*Material to process*:
▼▼▼

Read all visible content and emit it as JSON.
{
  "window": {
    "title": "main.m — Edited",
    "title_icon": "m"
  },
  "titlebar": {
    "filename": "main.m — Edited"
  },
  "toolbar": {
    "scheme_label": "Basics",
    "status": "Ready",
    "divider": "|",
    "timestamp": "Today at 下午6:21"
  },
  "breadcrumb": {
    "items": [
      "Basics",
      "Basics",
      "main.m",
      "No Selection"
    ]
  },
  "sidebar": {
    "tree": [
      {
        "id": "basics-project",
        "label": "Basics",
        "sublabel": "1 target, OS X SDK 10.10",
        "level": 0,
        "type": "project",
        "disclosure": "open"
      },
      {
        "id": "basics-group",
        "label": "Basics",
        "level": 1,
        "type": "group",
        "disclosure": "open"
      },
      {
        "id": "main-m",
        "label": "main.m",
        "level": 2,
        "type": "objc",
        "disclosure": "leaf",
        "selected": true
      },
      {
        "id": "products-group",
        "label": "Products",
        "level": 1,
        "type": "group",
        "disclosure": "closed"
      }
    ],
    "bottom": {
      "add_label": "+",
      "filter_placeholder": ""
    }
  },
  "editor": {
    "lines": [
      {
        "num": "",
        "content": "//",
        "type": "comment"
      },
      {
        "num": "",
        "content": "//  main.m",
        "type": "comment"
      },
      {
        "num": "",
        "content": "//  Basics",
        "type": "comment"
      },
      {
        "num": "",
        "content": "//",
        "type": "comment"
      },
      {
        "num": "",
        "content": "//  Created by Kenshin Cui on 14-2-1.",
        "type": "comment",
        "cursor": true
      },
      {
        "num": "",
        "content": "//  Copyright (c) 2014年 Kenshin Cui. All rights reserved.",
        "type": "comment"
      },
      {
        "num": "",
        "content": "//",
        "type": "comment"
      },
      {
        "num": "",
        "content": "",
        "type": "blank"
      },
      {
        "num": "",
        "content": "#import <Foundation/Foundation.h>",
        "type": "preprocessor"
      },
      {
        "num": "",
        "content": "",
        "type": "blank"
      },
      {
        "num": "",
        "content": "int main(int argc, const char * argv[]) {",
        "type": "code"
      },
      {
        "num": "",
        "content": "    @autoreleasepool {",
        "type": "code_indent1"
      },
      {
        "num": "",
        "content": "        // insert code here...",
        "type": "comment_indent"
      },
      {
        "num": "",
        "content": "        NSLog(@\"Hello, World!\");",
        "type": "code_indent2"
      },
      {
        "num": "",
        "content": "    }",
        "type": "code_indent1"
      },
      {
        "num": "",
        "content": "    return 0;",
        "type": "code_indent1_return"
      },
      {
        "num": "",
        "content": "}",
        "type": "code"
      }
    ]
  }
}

▲▲▲

*What to produce*:
Identify and list each line with the word "main".

*Output for this task*:
    "title": "main.m — Edited",
    "filename": "main.m — Edited"
      "main.m",
        "id": "main-m",
        "label": "main.m",
        "content": "//  main.m",
        "content": "int main(int argc, const char * argv[]) {",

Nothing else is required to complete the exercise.